The problem:
For the listing below, give the count of lines containing "available", and no other text.

# Start of Information shown

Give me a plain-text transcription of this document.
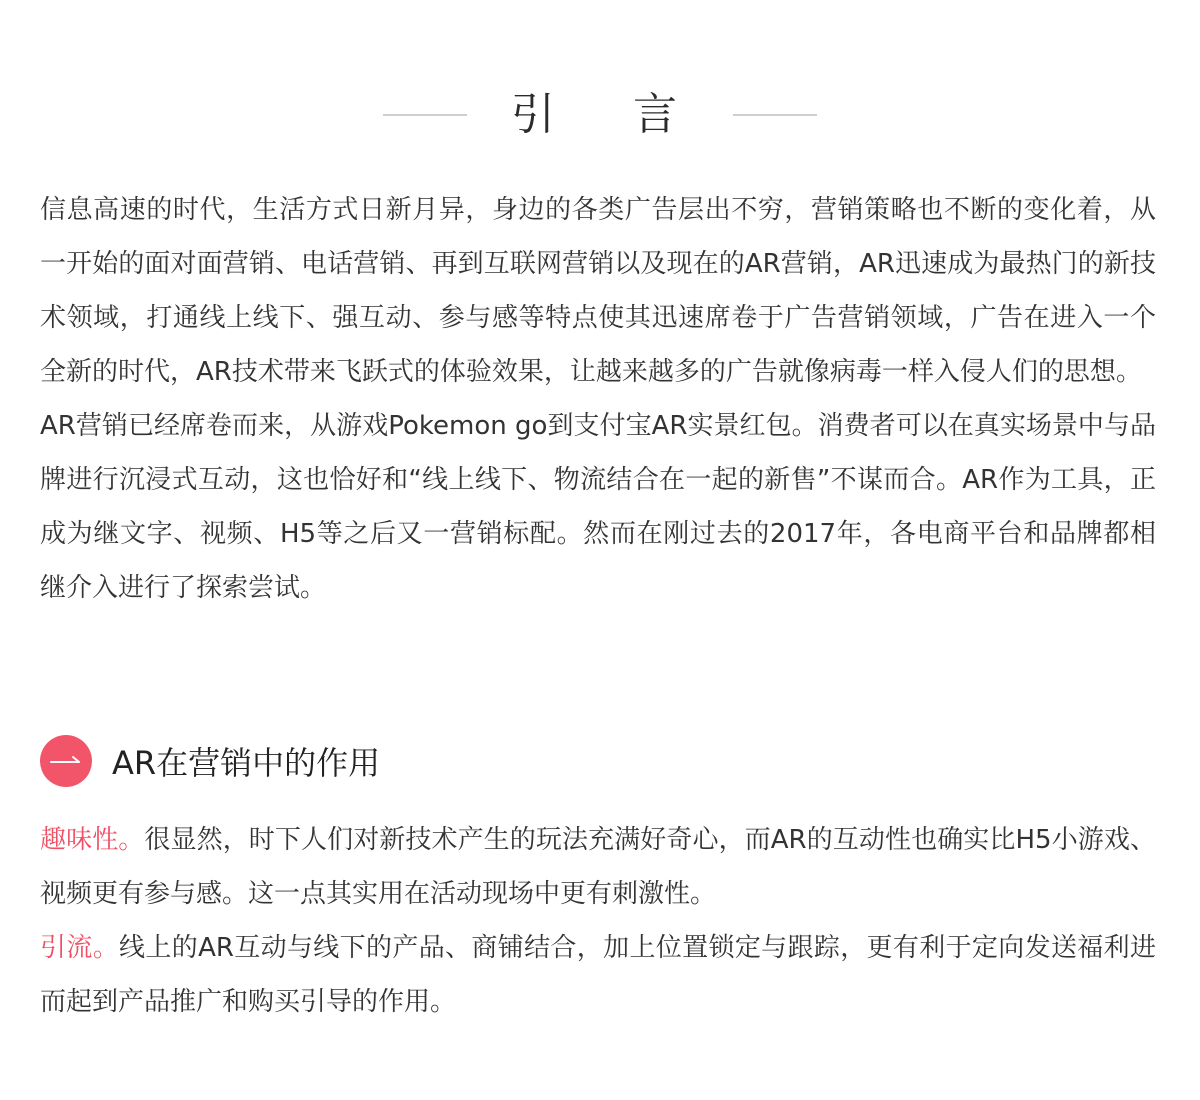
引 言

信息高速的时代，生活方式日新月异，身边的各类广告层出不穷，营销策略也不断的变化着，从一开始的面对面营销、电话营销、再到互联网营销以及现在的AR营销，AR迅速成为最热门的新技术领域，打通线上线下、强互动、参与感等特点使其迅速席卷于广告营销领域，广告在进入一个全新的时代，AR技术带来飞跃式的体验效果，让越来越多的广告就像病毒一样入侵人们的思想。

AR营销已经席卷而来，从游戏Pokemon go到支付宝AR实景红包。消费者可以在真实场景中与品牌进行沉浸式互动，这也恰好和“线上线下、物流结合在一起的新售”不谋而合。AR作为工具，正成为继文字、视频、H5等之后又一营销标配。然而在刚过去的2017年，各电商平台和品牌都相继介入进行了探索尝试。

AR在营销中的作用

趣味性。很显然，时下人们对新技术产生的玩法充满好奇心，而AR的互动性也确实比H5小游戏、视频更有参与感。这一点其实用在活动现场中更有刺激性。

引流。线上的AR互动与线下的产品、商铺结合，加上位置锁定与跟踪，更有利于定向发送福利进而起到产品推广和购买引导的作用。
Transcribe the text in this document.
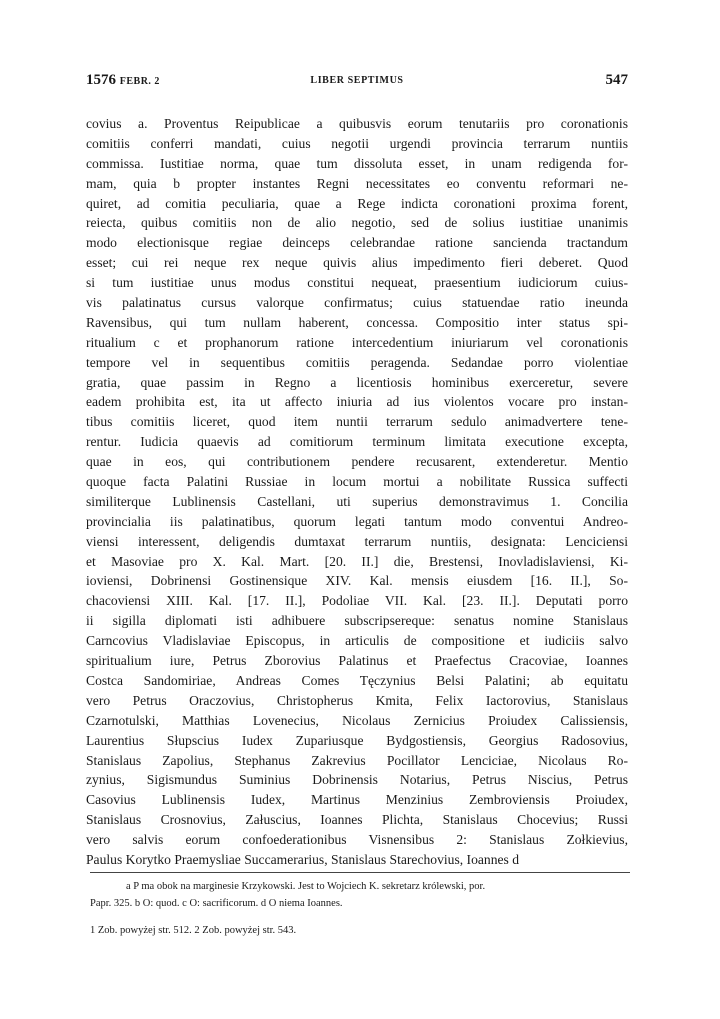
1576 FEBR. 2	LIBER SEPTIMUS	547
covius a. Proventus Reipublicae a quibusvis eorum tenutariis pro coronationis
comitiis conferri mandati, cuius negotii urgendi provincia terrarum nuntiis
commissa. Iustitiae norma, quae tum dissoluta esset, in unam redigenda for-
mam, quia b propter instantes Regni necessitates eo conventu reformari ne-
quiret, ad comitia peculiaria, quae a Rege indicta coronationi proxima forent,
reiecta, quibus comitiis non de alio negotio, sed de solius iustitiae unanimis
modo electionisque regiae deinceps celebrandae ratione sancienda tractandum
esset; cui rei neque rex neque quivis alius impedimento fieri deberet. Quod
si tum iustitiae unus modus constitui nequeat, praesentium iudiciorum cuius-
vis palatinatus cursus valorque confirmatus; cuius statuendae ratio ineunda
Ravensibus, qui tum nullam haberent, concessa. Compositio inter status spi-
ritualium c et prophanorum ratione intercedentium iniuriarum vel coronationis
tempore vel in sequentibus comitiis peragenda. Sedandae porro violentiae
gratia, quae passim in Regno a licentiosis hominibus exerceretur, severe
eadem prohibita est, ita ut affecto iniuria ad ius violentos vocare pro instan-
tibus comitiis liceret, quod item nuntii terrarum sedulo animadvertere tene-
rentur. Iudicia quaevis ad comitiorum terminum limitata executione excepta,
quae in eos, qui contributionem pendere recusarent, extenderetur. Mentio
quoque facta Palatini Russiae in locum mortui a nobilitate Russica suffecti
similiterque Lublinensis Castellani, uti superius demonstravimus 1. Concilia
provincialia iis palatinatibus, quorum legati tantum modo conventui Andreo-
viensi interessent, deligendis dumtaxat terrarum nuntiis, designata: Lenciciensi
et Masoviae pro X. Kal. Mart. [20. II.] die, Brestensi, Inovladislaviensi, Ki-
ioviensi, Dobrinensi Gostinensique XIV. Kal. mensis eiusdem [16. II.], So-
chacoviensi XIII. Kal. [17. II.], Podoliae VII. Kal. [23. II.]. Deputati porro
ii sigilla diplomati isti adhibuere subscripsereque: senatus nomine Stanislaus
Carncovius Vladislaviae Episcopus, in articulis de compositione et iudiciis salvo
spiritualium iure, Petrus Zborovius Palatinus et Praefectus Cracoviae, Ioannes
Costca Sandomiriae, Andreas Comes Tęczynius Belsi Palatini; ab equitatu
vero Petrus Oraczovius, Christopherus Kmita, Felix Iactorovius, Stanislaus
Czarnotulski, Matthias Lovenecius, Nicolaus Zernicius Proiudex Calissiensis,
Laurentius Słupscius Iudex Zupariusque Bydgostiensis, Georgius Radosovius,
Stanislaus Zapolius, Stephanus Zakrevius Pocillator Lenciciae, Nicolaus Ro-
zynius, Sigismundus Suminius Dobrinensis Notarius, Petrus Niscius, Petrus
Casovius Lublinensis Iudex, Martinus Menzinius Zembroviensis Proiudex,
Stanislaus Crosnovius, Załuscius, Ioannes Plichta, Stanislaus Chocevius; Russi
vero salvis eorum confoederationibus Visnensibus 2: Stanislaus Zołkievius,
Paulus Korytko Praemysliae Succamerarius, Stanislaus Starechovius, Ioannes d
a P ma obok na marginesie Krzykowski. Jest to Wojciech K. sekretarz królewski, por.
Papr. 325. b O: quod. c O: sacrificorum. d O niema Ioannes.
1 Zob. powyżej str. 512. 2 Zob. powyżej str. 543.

# End of Information shown
# Start of Information shown

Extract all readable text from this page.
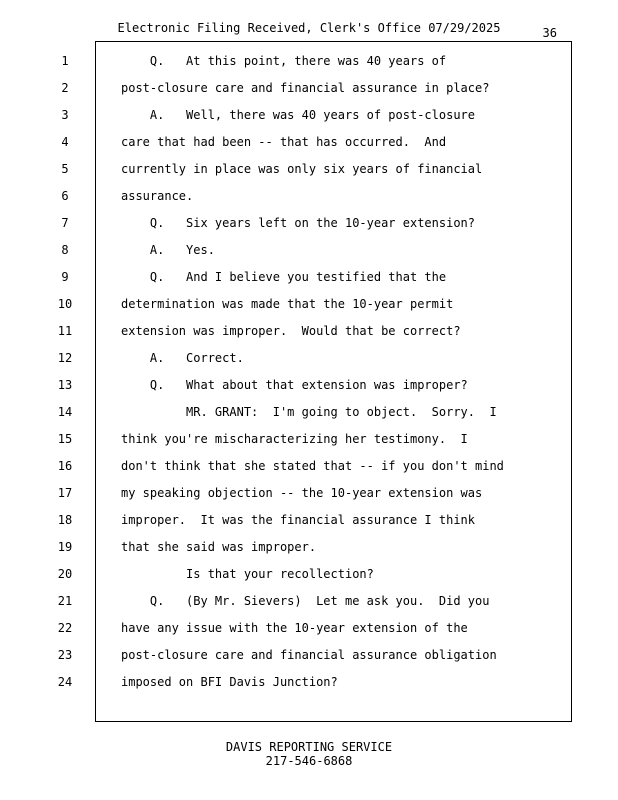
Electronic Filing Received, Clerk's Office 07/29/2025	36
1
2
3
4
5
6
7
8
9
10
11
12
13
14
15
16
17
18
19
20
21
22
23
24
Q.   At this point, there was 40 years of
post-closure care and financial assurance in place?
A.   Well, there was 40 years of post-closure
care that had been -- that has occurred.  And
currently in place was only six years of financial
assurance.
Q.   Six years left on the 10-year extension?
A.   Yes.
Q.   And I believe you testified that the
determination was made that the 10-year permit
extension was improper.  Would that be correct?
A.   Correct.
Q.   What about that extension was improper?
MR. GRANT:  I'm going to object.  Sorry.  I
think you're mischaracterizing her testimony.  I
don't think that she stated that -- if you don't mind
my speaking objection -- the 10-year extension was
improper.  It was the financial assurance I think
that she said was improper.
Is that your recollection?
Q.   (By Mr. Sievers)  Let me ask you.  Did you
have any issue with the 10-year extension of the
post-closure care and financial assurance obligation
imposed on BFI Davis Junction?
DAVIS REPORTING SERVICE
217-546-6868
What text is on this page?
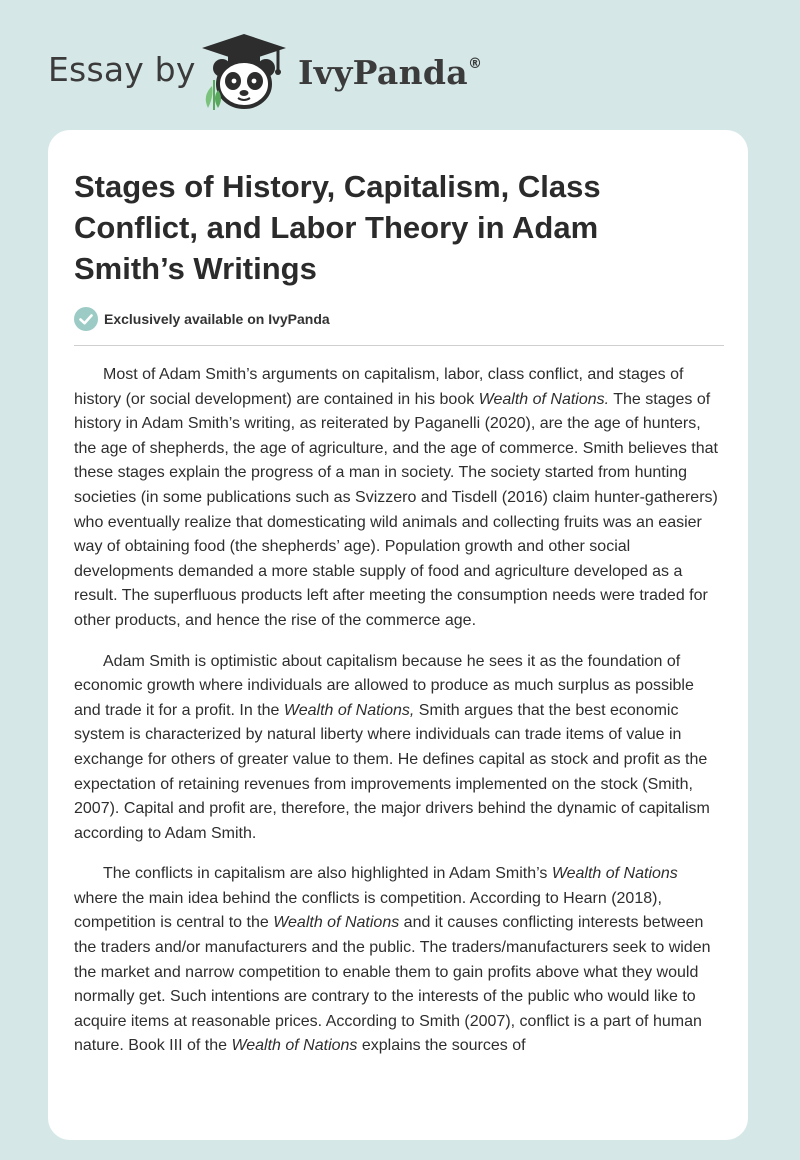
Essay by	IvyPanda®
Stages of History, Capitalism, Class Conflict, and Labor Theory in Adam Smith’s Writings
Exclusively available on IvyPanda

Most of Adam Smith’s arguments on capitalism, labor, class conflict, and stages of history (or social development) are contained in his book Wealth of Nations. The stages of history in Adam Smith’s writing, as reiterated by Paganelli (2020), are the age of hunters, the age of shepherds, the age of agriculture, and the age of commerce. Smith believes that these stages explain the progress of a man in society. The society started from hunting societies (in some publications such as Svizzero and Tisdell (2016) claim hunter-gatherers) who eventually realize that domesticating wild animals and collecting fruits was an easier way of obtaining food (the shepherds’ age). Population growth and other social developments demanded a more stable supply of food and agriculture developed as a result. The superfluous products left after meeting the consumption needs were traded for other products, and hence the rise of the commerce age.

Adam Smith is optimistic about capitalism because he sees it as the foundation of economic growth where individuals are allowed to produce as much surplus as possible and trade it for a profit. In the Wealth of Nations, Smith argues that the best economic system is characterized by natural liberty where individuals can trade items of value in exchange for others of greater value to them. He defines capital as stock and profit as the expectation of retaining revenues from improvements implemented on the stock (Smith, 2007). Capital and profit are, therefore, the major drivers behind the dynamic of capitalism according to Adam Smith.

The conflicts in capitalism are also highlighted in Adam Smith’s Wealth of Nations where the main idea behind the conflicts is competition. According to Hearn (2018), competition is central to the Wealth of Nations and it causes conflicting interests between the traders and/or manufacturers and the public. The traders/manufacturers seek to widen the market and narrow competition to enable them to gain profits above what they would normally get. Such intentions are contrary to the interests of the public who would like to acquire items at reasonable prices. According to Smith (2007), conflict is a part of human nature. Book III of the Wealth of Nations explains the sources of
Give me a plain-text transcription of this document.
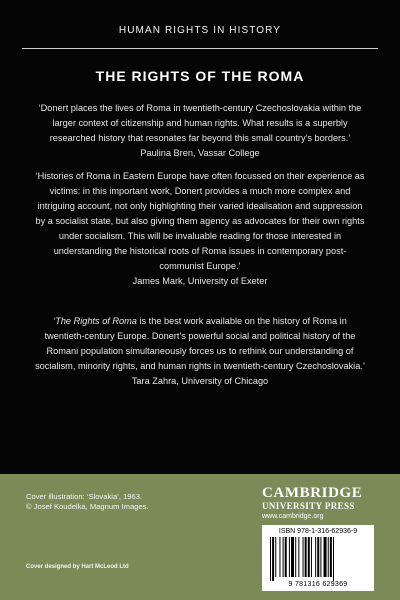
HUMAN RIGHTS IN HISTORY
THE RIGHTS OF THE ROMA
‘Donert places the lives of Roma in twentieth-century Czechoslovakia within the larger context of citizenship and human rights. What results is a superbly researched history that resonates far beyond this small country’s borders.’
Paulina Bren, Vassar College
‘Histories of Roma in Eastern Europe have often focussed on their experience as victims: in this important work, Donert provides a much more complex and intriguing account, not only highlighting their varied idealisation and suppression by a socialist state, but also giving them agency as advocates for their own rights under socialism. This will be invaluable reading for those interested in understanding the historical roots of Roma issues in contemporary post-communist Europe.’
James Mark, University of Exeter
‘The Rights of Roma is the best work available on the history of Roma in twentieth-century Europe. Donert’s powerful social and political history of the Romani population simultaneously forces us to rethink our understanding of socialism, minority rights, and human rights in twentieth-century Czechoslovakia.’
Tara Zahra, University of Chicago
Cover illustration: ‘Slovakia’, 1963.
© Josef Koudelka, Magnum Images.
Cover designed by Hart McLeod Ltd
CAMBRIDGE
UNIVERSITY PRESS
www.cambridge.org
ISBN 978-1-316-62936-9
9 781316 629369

# End of Information shown

Full solution:
2